▶ Request
Reproduce all of the data word for word.

▶ Available records
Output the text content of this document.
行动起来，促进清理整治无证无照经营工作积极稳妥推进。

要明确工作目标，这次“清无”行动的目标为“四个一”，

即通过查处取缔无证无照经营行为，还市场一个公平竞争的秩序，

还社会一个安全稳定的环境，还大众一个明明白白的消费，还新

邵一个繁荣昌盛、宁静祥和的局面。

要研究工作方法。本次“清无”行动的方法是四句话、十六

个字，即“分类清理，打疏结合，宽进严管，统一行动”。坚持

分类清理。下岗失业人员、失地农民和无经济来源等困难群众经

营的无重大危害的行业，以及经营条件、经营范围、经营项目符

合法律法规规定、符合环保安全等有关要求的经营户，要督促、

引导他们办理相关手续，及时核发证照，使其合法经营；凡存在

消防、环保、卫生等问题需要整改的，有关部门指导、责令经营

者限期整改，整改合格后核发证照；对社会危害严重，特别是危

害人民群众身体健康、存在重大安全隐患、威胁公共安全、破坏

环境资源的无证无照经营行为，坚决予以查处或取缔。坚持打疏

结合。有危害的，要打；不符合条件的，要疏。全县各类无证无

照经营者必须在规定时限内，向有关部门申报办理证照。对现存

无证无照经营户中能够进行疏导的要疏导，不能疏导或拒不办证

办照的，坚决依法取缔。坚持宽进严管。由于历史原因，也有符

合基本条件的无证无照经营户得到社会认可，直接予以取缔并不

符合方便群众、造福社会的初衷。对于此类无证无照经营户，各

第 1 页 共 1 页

▶ Solution to this task
Output the text content of this document.
行动起来，促进清理整治无证无照经营工作积极稳妥推进。

要明确工作目标，这次“清无”行动的目标为“四个一”，

即通过查处取缔无证无照经营行为，还市场一个公平竞争的秩序，

还社会一个安全稳定的环境，还大众一个明明白白的消费，还新

邵一个繁荣昌盛、宁静祥和的局面。

要研究工作方法。本次“清无”行动的方法是四句话、十六

个字，即“分类清理，打疏结合，宽进严管，统一行动”。坚持

分类清理。下岗失业人员、失地农民和无经济来源等困难群众经

营的无重大危害的行业，以及经营条件、经营范围、经营项目符

合法律法规规定、符合环保安全等有关要求的经营户，要督促、

引导他们办理相关手续，及时核发证照，使其合法经营；凡存在

消防、环保、卫生等问题需要整改的，有关部门指导、责令经营

者限期整改，整改合格后核发证照；对社会危害严重，特别是危

害人民群众身体健康、存在重大安全隐患、威胁公共安全、破坏

环境资源的无证无照经营行为，坚决予以查处或取缔。坚持打疏

结合。有危害的，要打；不符合条件的，要疏。全县各类无证无

照经营者必须在规定时限内，向有关部门申报办理证照。对现存

无证无照经营户中能够进行疏导的要疏导，不能疏导或拒不办证

办照的，坚决依法取缔。坚持宽进严管。由于历史原因，也有符

合基本条件的无证无照经营户得到社会认可，直接予以取缔并不

符合方便群众、造福社会的初衷。对于此类无证无照经营户，各

第 1 页 共 1 页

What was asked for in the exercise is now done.